[Figure content listings]
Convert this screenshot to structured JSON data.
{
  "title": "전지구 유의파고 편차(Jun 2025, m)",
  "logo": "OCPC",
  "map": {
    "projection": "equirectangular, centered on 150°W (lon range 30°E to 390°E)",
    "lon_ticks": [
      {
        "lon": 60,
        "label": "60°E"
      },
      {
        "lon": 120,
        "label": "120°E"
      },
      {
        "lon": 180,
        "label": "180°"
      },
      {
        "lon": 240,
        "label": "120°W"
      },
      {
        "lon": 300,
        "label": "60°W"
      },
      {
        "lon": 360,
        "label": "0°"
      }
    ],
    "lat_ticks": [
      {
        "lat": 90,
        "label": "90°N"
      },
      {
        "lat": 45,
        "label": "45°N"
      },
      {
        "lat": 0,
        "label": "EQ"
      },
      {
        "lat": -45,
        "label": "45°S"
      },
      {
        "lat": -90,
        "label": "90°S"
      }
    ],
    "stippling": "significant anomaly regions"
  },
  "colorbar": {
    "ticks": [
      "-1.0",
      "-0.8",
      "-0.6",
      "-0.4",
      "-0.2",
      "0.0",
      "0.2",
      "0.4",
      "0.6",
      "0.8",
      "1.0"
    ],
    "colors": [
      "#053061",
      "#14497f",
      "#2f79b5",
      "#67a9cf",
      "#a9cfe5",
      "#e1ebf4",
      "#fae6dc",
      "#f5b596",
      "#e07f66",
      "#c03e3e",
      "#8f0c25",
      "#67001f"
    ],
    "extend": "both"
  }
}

## EXERCISE
Write out the entries in full, exactly as given.

## WRITTEN ANSWER
Convert this screenshot to structured JSON data.
{
  "title": "전지구 유의파고 편차(Jun 2025, m)",
  "logo": "OCPC",
  "map": {
    "projection": "equirectangular, centered on 150°W (lon range 30°E to 390°E)",
    "lon_ticks": [
      {
        "lon": 60,
        "label": "60°E"
      },
      {
        "lon": 120,
        "label": "120°E"
      },
      {
        "lon": 180,
        "label": "180°"
      },
      {
        "lon": 240,
        "label": "120°W"
      },
      {
        "lon": 300,
        "label": "60°W"
      },
      {
        "lon": 360,
        "label": "0°"
      }
    ],
    "lat_ticks": [
      {
        "lat": 90,
        "label": "90°N"
      },
      {
        "lat": 45,
        "label": "45°N"
      },
      {
        "lat": 0,
        "label": "EQ"
      },
      {
        "lat": -45,
        "label": "45°S"
      },
      {
        "lat": -90,
        "label": "90°S"
      }
    ],
    "stippling": "significant anomaly regions"
  },
  "colorbar": {
    "ticks": [
      "-1.0",
      "-0.8",
      "-0.6",
      "-0.4",
      "-0.2",
      "0.0",
      "0.2",
      "0.4",
      "0.6",
      "0.8",
      "1.0"
    ],
    "colors": [
      "#053061",
      "#14497f",
      "#2f79b5",
      "#67a9cf",
      "#a9cfe5",
      "#e1ebf4",
      "#fae6dc",
      "#f5b596",
      "#e07f66",
      "#c03e3e",
      "#8f0c25",
      "#67001f"
    ],
    "extend": "both"
  }
}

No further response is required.